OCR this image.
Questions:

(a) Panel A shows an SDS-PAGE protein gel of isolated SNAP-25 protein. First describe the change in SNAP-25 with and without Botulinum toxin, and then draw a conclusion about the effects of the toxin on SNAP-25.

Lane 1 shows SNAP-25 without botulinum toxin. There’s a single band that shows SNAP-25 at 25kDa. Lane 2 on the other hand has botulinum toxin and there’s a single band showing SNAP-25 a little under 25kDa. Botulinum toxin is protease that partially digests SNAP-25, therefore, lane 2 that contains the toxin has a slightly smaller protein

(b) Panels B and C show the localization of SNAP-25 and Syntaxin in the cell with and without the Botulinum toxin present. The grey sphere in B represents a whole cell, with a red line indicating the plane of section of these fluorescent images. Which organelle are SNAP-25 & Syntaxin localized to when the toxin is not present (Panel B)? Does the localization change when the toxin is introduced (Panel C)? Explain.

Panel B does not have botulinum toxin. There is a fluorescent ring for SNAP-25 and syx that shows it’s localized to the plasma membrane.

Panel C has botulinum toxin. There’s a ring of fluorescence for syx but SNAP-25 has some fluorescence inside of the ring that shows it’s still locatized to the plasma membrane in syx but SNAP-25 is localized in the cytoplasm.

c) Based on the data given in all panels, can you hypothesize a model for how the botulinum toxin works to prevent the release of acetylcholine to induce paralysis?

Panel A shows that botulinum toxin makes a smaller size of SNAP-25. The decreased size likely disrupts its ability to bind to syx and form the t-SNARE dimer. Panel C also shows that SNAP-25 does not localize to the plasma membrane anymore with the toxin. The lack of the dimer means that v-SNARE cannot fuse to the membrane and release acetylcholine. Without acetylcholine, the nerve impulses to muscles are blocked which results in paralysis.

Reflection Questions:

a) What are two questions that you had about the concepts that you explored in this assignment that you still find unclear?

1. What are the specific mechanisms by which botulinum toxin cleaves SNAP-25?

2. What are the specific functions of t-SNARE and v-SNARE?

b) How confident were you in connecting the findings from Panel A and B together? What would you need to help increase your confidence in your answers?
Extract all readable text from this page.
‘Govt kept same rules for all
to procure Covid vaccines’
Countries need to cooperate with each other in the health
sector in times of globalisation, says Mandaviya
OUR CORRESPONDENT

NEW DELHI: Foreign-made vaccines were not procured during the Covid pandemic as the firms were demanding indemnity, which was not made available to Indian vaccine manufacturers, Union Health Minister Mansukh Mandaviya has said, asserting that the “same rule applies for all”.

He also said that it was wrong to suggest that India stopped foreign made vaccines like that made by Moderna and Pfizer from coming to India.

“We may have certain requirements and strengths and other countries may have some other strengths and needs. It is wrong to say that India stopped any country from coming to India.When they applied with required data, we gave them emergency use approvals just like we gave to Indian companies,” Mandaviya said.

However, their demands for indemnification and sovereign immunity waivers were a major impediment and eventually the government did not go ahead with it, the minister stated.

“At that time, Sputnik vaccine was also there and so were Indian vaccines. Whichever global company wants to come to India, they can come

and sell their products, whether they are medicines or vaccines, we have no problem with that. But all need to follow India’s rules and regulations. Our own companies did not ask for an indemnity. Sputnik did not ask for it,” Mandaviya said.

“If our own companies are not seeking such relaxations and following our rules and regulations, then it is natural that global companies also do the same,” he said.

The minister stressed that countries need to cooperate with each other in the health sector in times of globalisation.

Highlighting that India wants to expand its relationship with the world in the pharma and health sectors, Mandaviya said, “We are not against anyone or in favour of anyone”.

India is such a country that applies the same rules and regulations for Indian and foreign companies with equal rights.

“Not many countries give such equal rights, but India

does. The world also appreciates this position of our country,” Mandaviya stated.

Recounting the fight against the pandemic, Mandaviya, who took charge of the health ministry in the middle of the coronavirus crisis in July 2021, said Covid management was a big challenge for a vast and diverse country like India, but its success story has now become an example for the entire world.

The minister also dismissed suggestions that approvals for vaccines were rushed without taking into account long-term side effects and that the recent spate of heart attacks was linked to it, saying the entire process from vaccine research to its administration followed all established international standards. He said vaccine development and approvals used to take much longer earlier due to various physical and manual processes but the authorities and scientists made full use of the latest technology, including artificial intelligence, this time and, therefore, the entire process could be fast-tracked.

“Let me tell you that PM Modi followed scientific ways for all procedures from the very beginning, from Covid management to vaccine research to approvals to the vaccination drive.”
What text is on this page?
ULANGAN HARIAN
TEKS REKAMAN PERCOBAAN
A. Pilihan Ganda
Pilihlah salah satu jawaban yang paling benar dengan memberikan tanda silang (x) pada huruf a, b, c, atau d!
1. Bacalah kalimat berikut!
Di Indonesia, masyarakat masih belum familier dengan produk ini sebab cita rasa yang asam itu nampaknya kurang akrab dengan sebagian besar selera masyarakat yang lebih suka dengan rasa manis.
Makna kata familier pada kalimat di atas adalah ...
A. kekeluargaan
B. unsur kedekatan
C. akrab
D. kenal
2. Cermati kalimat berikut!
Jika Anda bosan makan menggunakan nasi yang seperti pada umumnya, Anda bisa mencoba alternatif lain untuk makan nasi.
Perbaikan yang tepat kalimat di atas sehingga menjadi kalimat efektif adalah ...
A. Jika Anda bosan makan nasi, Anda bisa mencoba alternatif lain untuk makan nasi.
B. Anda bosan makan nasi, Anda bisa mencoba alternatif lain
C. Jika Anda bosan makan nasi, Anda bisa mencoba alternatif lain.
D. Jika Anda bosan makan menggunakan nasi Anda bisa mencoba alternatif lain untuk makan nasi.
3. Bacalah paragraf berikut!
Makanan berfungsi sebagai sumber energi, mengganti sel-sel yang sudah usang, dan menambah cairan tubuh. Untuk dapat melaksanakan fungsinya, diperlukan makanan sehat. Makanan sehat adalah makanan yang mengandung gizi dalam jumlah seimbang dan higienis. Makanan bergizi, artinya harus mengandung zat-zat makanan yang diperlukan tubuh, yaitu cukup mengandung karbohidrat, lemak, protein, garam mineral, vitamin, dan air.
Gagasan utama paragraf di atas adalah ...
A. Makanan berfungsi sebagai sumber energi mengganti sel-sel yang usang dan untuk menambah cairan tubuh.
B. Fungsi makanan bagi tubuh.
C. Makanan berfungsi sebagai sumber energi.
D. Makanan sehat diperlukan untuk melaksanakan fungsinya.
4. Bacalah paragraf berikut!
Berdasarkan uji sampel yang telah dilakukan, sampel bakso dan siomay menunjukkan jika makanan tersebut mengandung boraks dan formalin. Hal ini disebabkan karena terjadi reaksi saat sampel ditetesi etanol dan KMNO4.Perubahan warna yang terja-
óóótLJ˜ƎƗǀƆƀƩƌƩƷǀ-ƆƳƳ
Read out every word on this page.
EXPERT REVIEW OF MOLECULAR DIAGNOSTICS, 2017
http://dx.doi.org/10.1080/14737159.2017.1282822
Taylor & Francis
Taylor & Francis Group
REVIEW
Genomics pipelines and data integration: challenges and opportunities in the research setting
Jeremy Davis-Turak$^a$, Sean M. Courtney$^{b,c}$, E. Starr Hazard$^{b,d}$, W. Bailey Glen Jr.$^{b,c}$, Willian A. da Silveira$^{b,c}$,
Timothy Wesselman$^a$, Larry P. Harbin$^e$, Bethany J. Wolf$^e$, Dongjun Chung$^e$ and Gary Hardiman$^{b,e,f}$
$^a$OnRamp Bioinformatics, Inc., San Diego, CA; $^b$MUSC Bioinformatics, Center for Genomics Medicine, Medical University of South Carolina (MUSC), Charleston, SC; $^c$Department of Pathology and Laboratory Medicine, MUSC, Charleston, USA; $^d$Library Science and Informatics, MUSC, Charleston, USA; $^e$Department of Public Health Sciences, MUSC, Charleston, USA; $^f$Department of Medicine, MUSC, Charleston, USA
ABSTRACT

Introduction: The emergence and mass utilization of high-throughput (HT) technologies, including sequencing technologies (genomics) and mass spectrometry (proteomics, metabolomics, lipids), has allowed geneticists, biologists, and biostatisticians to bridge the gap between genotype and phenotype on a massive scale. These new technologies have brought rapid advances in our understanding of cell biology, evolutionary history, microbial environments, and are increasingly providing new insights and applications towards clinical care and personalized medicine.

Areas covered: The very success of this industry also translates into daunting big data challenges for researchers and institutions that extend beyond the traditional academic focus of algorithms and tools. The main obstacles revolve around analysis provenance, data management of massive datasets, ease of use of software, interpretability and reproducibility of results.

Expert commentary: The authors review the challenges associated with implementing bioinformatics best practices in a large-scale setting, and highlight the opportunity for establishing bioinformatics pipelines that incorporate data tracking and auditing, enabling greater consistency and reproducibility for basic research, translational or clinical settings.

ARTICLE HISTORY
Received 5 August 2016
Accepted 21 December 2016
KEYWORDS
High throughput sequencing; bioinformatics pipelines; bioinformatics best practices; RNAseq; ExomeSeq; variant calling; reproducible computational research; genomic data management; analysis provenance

Required action: Above are the records. Identify each line that contains the word "coming".

Response to the exercise:
He also said that it was wrong to suggest that India stopped foreign made vaccines like that made by Moderna and Pfizer from coming to India.
“We may have certain requirements and strengths and other countries may have some other strengths and needs. It is wrong to say that India stopped any country from coming to India.When they applied with required data, we gave them emergency use approvals just like we gave to Indian companies,” Mandaviya said.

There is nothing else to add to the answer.